■ **Exercise prompt**: Quote every line as written. Omit pictures.

■ **Excerpted records**:
%%
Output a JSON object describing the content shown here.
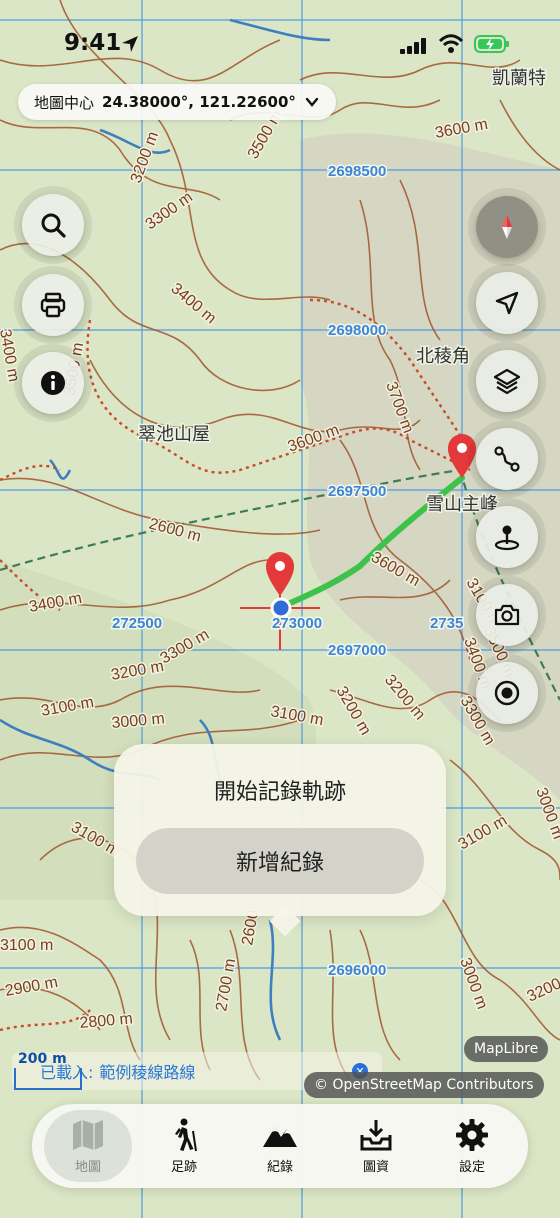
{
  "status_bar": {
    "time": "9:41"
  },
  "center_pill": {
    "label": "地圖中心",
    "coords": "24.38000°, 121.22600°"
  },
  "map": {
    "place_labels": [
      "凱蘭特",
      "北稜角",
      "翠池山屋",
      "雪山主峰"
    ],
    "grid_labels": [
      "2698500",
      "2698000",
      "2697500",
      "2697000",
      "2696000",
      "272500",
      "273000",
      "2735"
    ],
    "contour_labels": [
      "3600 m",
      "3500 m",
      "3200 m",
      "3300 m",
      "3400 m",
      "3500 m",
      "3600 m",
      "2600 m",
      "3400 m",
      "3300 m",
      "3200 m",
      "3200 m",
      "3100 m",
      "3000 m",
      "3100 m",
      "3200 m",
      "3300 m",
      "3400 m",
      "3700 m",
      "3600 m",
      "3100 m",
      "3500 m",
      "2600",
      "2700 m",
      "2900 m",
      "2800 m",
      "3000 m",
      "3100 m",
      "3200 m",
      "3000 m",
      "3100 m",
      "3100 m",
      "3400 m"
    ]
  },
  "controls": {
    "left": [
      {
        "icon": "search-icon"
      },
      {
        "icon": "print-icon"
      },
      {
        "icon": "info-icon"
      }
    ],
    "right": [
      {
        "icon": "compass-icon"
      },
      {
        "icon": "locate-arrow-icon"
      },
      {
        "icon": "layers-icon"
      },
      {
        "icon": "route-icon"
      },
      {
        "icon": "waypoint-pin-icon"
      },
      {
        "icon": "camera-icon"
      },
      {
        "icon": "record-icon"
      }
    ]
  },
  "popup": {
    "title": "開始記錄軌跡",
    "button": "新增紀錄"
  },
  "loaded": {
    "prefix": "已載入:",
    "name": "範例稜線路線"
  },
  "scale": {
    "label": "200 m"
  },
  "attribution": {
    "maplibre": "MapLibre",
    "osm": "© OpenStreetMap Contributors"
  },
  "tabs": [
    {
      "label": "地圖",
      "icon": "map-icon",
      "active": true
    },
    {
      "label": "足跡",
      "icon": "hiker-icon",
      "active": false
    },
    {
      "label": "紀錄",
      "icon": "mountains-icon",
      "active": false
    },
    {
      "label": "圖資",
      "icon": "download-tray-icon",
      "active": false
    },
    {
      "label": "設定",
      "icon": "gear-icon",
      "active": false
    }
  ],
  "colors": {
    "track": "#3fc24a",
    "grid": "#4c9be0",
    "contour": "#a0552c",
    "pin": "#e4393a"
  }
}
%%
■ **Worked solution**:
Output a JSON object describing the content shown here.
{
  "status_bar": {
    "time": "9:41"
  },
  "center_pill": {
    "label": "地圖中心",
    "coords": "24.38000°, 121.22600°"
  },
  "map": {
    "place_labels": [
      "凱蘭特",
      "北稜角",
      "翠池山屋",
      "雪山主峰"
    ],
    "grid_labels": [
      "2698500",
      "2698000",
      "2697500",
      "2697000",
      "2696000",
      "272500",
      "273000",
      "2735"
    ],
    "contour_labels": [
      "3600 m",
      "3500 m",
      "3200 m",
      "3300 m",
      "3400 m",
      "3500 m",
      "3600 m",
      "2600 m",
      "3400 m",
      "3300 m",
      "3200 m",
      "3200 m",
      "3100 m",
      "3000 m",
      "3100 m",
      "3200 m",
      "3300 m",
      "3400 m",
      "3700 m",
      "3600 m",
      "3100 m",
      "3500 m",
      "2600",
      "2700 m",
      "2900 m",
      "2800 m",
      "3000 m",
      "3100 m",
      "3200 m",
      "3000 m",
      "3100 m",
      "3100 m",
      "3400 m"
    ]
  },
  "controls": {
    "left": [
      {
        "icon": "search-icon"
      },
      {
        "icon": "print-icon"
      },
      {
        "icon": "info-icon"
      }
    ],
    "right": [
      {
        "icon": "compass-icon"
      },
      {
        "icon": "locate-arrow-icon"
      },
      {
        "icon": "layers-icon"
      },
      {
        "icon": "route-icon"
      },
      {
        "icon": "waypoint-pin-icon"
      },
      {
        "icon": "camera-icon"
      },
      {
        "icon": "record-icon"
      }
    ]
  },
  "popup": {
    "title": "開始記錄軌跡",
    "button": "新增紀錄"
  },
  "loaded": {
    "prefix": "已載入:",
    "name": "範例稜線路線"
  },
  "scale": {
    "label": "200 m"
  },
  "attribution": {
    "maplibre": "MapLibre",
    "osm": "© OpenStreetMap Contributors"
  },
  "tabs": [
    {
      "label": "地圖",
      "icon": "map-icon",
      "active": true
    },
    {
      "label": "足跡",
      "icon": "hiker-icon",
      "active": false
    },
    {
      "label": "紀錄",
      "icon": "mountains-icon",
      "active": false
    },
    {
      "label": "圖資",
      "icon": "download-tray-icon",
      "active": false
    },
    {
      "label": "設定",
      "icon": "gear-icon",
      "active": false
    }
  ],
  "colors": {
    "track": "#3fc24a",
    "grid": "#4c9be0",
    "contour": "#a0552c",
    "pin": "#e4393a"
  }
}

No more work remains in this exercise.